**Provided information**
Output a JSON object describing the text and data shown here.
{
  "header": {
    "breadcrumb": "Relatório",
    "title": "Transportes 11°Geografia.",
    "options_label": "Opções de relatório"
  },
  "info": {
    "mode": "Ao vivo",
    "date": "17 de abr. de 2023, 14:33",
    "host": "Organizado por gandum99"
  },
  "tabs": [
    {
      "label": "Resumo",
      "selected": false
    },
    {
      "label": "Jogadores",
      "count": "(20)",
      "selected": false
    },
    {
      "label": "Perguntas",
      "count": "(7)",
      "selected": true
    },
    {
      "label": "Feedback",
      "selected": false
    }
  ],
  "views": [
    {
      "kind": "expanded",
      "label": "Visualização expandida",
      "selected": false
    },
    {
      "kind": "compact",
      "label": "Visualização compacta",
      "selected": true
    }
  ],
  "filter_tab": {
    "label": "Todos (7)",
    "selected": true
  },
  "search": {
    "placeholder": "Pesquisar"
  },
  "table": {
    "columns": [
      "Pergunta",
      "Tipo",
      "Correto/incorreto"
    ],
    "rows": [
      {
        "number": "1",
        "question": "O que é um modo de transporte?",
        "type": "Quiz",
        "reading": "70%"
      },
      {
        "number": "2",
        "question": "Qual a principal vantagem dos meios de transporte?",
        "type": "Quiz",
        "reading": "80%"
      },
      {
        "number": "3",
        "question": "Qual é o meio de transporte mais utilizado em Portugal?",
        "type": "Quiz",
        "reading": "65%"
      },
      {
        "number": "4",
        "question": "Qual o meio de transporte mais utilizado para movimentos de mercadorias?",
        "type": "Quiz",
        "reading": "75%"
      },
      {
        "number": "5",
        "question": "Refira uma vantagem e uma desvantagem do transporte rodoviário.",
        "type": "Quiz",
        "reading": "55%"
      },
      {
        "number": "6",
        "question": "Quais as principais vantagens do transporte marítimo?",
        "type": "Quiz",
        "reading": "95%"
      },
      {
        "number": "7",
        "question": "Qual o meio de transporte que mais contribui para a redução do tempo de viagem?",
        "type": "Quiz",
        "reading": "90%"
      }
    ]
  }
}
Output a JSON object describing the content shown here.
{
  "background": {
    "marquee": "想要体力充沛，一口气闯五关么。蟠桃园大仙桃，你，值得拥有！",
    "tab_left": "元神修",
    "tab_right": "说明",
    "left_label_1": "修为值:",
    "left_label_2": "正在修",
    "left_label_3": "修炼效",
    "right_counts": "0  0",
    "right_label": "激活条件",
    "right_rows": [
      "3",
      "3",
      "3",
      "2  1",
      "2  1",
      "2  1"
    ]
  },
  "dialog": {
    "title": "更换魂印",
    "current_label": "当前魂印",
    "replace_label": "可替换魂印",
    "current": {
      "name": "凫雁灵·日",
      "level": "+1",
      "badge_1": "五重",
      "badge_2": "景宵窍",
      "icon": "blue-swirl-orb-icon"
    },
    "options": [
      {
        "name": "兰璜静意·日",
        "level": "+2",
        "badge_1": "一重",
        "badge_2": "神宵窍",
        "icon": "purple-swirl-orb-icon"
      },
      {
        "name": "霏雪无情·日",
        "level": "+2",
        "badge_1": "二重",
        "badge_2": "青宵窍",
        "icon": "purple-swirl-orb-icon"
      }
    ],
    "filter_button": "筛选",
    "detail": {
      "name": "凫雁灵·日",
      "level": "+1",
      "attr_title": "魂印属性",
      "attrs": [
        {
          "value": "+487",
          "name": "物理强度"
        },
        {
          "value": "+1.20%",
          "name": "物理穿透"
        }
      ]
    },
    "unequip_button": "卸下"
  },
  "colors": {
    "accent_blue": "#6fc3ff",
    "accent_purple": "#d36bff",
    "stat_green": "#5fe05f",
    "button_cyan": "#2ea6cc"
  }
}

**Written request**
Find each line with the string "describing" and copy it out.

**Exercise answer**
Output a JSON object describing the text and data shown here.
Output a JSON object describing the content shown here.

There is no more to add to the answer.